Task description: Counting only lines that hold "name", give the total and nothing more.

▬▬▬

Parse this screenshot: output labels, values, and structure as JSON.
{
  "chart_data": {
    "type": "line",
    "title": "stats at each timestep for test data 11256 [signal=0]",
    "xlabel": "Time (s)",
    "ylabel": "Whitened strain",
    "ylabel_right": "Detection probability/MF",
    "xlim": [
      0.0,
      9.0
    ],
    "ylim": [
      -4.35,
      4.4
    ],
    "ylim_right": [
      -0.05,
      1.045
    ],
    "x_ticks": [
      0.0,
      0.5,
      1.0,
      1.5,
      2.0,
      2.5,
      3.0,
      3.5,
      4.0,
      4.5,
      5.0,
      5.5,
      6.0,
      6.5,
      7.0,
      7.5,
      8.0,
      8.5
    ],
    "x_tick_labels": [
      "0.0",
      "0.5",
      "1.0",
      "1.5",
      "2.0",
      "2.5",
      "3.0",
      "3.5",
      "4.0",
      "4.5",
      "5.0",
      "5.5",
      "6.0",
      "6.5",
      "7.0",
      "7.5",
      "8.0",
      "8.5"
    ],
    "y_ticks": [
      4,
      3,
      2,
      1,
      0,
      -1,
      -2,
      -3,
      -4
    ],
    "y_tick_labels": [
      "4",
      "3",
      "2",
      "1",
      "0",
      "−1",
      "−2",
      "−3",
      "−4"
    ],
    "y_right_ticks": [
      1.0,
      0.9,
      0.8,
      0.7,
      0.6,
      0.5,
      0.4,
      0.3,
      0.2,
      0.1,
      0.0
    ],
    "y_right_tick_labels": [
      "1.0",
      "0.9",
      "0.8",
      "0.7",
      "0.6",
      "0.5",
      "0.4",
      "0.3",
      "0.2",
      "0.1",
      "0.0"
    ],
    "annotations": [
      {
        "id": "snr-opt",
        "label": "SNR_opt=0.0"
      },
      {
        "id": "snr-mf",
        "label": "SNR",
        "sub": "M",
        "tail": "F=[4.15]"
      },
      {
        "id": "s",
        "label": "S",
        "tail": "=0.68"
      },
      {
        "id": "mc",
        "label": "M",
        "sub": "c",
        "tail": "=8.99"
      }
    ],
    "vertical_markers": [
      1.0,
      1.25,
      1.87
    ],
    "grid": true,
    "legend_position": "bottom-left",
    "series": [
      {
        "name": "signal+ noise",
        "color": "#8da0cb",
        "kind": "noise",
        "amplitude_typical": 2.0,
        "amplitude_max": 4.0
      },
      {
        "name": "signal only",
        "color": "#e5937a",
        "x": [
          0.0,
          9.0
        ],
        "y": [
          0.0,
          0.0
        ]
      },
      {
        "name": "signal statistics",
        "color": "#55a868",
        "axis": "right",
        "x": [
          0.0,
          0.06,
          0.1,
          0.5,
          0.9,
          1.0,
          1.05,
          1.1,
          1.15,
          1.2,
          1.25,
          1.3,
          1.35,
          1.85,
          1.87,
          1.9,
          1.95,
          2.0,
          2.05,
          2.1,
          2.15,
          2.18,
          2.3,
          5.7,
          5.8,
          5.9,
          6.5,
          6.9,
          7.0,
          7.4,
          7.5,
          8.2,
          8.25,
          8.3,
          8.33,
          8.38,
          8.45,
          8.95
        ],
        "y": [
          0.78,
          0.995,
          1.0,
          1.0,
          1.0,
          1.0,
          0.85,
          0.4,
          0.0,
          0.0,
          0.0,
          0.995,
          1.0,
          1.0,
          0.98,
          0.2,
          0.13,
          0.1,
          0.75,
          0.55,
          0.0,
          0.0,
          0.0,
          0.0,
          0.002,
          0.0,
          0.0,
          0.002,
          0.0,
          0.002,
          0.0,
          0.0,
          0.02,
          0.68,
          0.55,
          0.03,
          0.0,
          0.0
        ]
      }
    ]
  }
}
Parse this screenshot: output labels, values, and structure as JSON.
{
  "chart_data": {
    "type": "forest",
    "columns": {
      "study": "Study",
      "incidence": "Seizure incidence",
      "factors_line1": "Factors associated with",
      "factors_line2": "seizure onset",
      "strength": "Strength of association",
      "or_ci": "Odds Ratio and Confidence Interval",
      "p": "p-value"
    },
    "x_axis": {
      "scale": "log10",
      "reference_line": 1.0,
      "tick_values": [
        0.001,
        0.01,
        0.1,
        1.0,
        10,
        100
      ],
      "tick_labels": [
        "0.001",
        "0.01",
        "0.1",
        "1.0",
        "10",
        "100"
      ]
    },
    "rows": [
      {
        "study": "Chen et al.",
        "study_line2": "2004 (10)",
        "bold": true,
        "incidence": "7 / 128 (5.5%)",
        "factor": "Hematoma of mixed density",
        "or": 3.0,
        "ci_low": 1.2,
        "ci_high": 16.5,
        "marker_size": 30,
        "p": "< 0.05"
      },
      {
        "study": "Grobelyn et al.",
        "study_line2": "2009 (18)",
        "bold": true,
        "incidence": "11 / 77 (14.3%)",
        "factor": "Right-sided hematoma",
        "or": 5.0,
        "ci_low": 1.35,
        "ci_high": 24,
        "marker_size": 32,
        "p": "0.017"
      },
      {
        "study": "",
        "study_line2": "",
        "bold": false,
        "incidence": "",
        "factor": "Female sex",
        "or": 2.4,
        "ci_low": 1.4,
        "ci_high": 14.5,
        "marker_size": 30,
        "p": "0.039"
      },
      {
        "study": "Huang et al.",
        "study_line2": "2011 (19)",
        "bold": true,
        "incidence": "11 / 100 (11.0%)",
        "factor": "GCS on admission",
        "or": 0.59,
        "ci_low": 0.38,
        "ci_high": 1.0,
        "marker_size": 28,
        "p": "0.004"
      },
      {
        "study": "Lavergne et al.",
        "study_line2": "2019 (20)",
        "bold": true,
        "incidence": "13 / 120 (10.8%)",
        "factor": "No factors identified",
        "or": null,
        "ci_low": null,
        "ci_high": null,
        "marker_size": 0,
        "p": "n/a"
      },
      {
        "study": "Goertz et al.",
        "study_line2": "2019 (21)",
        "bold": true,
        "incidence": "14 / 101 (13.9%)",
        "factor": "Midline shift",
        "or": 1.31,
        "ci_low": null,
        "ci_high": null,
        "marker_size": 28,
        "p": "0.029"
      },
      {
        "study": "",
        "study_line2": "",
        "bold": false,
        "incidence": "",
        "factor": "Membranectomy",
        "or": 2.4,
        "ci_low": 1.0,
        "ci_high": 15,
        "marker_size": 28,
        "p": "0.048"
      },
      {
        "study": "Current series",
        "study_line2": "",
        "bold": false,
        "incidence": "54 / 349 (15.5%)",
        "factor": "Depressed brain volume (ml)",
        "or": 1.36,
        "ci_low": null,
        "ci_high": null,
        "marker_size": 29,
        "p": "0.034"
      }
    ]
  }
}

▬▬▬

Problem solution: 3